>> BEGIN
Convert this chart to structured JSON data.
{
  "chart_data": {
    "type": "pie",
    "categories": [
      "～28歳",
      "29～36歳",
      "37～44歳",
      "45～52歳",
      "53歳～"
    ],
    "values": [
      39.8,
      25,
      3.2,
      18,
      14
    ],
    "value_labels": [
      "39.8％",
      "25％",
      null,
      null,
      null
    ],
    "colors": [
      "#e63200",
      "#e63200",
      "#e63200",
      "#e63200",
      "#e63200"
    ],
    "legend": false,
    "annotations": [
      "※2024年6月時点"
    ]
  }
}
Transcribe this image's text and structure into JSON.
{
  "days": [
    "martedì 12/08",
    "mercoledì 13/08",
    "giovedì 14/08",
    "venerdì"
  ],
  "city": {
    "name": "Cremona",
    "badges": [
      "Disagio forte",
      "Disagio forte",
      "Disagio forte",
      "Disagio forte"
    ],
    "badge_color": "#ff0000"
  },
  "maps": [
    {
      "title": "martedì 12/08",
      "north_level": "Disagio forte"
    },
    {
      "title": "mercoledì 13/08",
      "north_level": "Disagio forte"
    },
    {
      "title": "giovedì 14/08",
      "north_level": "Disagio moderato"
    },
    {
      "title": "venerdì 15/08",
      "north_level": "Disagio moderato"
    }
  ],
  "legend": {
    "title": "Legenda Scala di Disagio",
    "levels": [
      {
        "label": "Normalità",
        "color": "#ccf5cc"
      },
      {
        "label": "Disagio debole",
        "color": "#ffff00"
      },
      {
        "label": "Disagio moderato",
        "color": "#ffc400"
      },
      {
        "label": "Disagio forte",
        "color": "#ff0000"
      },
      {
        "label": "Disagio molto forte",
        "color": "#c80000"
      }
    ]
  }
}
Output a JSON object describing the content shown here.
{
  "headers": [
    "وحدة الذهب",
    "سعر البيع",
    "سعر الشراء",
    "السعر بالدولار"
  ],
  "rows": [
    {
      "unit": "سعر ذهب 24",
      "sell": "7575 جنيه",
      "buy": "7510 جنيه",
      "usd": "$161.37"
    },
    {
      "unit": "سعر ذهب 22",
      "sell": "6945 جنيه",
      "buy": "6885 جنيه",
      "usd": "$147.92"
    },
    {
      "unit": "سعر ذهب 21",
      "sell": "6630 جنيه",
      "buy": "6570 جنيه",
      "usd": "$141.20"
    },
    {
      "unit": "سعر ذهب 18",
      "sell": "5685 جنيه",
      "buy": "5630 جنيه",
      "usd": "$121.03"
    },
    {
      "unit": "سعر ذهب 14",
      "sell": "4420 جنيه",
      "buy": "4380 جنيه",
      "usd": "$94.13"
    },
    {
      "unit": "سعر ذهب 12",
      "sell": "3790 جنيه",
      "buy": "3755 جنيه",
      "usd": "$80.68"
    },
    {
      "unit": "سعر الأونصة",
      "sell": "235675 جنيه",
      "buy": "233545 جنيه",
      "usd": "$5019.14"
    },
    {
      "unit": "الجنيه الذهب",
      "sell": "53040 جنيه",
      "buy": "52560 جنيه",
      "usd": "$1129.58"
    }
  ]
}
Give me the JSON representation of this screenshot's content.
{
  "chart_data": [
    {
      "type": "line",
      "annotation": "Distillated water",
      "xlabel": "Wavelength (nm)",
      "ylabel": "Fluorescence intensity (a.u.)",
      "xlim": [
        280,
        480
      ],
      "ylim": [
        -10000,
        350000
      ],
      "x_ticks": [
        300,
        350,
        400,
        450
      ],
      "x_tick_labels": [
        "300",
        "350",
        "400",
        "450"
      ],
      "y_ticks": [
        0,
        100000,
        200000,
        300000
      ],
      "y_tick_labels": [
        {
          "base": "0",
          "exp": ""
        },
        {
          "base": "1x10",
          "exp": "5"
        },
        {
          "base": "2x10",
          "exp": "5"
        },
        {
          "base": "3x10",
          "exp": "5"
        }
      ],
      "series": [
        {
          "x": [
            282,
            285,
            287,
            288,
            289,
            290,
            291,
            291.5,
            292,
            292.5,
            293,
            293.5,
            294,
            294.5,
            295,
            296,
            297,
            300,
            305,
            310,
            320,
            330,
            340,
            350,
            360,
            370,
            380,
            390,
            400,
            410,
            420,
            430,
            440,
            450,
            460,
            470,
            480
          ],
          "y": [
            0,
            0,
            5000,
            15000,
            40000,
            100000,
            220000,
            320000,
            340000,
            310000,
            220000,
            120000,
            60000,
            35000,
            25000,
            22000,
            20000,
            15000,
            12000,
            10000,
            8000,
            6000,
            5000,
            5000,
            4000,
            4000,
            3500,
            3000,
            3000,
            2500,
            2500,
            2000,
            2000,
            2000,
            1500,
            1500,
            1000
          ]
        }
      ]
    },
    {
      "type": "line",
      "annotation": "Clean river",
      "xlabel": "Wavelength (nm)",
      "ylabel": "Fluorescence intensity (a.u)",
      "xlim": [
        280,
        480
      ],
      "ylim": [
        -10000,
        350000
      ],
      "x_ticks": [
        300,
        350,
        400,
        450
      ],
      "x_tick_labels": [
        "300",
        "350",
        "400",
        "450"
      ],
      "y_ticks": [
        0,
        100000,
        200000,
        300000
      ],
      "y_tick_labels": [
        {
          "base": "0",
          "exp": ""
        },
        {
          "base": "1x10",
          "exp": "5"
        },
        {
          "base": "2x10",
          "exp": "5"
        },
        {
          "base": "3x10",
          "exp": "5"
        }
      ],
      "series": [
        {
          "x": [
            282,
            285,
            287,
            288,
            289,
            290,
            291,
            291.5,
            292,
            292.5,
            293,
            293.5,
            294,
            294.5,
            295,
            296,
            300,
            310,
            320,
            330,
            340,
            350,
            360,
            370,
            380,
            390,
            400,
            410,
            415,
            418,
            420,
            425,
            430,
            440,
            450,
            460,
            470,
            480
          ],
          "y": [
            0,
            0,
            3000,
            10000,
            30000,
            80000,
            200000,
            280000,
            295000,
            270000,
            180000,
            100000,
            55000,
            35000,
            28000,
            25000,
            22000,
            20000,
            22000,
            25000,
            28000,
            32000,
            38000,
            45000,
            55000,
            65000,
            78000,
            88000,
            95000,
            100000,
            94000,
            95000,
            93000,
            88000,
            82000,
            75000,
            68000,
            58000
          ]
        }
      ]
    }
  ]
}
>> END
◆ **THE TASK**
Reproduce the full listing exactly.

◆ **ANSWER IN FULL**
Convert this chart to structured JSON data.
{
  "chart_data": {
    "type": "pie",
    "categories": [
      "～28歳",
      "29～36歳",
      "37～44歳",
      "45～52歳",
      "53歳～"
    ],
    "values": [
      39.8,
      25,
      3.2,
      18,
      14
    ],
    "value_labels": [
      "39.8％",
      "25％",
      null,
      null,
      null
    ],
    "colors": [
      "#e63200",
      "#e63200",
      "#e63200",
      "#e63200",
      "#e63200"
    ],
    "legend": false,
    "annotations": [
      "※2024年6月時点"
    ]
  }
}
Transcribe this image's text and structure into JSON.
{
  "days": [
    "martedì 12/08",
    "mercoledì 13/08",
    "giovedì 14/08",
    "venerdì"
  ],
  "city": {
    "name": "Cremona",
    "badges": [
      "Disagio forte",
      "Disagio forte",
      "Disagio forte",
      "Disagio forte"
    ],
    "badge_color": "#ff0000"
  },
  "maps": [
    {
      "title": "martedì 12/08",
      "north_level": "Disagio forte"
    },
    {
      "title": "mercoledì 13/08",
      "north_level": "Disagio forte"
    },
    {
      "title": "giovedì 14/08",
      "north_level": "Disagio moderato"
    },
    {
      "title": "venerdì 15/08",
      "north_level": "Disagio moderato"
    }
  ],
  "legend": {
    "title": "Legenda Scala di Disagio",
    "levels": [
      {
        "label": "Normalità",
        "color": "#ccf5cc"
      },
      {
        "label": "Disagio debole",
        "color": "#ffff00"
      },
      {
        "label": "Disagio moderato",
        "color": "#ffc400"
      },
      {
        "label": "Disagio forte",
        "color": "#ff0000"
      },
      {
        "label": "Disagio molto forte",
        "color": "#c80000"
      }
    ]
  }
}
Output a JSON object describing the content shown here.
{
  "headers": [
    "وحدة الذهب",
    "سعر البيع",
    "سعر الشراء",
    "السعر بالدولار"
  ],
  "rows": [
    {
      "unit": "سعر ذهب 24",
      "sell": "7575 جنيه",
      "buy": "7510 جنيه",
      "usd": "$161.37"
    },
    {
      "unit": "سعر ذهب 22",
      "sell": "6945 جنيه",
      "buy": "6885 جنيه",
      "usd": "$147.92"
    },
    {
      "unit": "سعر ذهب 21",
      "sell": "6630 جنيه",
      "buy": "6570 جنيه",
      "usd": "$141.20"
    },
    {
      "unit": "سعر ذهب 18",
      "sell": "5685 جنيه",
      "buy": "5630 جنيه",
      "usd": "$121.03"
    },
    {
      "unit": "سعر ذهب 14",
      "sell": "4420 جنيه",
      "buy": "4380 جنيه",
      "usd": "$94.13"
    },
    {
      "unit": "سعر ذهب 12",
      "sell": "3790 جنيه",
      "buy": "3755 جنيه",
      "usd": "$80.68"
    },
    {
      "unit": "سعر الأونصة",
      "sell": "235675 جنيه",
      "buy": "233545 جنيه",
      "usd": "$5019.14"
    },
    {
      "unit": "الجنيه الذهب",
      "sell": "53040 جنيه",
      "buy": "52560 جنيه",
      "usd": "$1129.58"
    }
  ]
}
Give me the JSON representation of this screenshot's content.
{
  "chart_data": [
    {
      "type": "line",
      "annotation": "Distillated water",
      "xlabel": "Wavelength (nm)",
      "ylabel": "Fluorescence intensity (a.u.)",
      "xlim": [
        280,
        480
      ],
      "ylim": [
        -10000,
        350000
      ],
      "x_ticks": [
        300,
        350,
        400,
        450
      ],
      "x_tick_labels": [
        "300",
        "350",
        "400",
        "450"
      ],
      "y_ticks": [
        0,
        100000,
        200000,
        300000
      ],
      "y_tick_labels": [
        {
          "base": "0",
          "exp": ""
        },
        {
          "base": "1x10",
          "exp": "5"
        },
        {
          "base": "2x10",
          "exp": "5"
        },
        {
          "base": "3x10",
          "exp": "5"
        }
      ],
      "series": [
        {
          "x": [
            282,
            285,
            287,
            288,
            289,
            290,
            291,
            291.5,
            292,
            292.5,
            293,
            293.5,
            294,
            294.5,
            295,
            296,
            297,
            300,
            305,
            310,
            320,
            330,
            340,
            350,
            360,
            370,
            380,
            390,
            400,
            410,
            420,
            430,
            440,
            450,
            460,
            470,
            480
          ],
          "y": [
            0,
            0,
            5000,
            15000,
            40000,
            100000,
            220000,
            320000,
            340000,
            310000,
            220000,
            120000,
            60000,
            35000,
            25000,
            22000,
            20000,
            15000,
            12000,
            10000,
            8000,
            6000,
            5000,
            5000,
            4000,
            4000,
            3500,
            3000,
            3000,
            2500,
            2500,
            2000,
            2000,
            2000,
            1500,
            1500,
            1000
          ]
        }
      ]
    },
    {
      "type": "line",
      "annotation": "Clean river",
      "xlabel": "Wavelength (nm)",
      "ylabel": "Fluorescence intensity (a.u)",
      "xlim": [
        280,
        480
      ],
      "ylim": [
        -10000,
        350000
      ],
      "x_ticks": [
        300,
        350,
        400,
        450
      ],
      "x_tick_labels": [
        "300",
        "350",
        "400",
        "450"
      ],
      "y_ticks": [
        0,
        100000,
        200000,
        300000
      ],
      "y_tick_labels": [
        {
          "base": "0",
          "exp": ""
        },
        {
          "base": "1x10",
          "exp": "5"
        },
        {
          "base": "2x10",
          "exp": "5"
        },
        {
          "base": "3x10",
          "exp": "5"
        }
      ],
      "series": [
        {
          "x": [
            282,
            285,
            287,
            288,
            289,
            290,
            291,
            291.5,
            292,
            292.5,
            293,
            293.5,
            294,
            294.5,
            295,
            296,
            300,
            310,
            320,
            330,
            340,
            350,
            360,
            370,
            380,
            390,
            400,
            410,
            415,
            418,
            420,
            425,
            430,
            440,
            450,
            460,
            470,
            480
          ],
          "y": [
            0,
            0,
            3000,
            10000,
            30000,
            80000,
            200000,
            280000,
            295000,
            270000,
            180000,
            100000,
            55000,
            35000,
            28000,
            25000,
            22000,
            20000,
            22000,
            25000,
            28000,
            32000,
            38000,
            45000,
            55000,
            65000,
            78000,
            88000,
            95000,
            100000,
            94000,
            95000,
            93000,
            88000,
            82000,
            75000,
            68000,
            58000
          ]
        }
      ]
    }
  ]
}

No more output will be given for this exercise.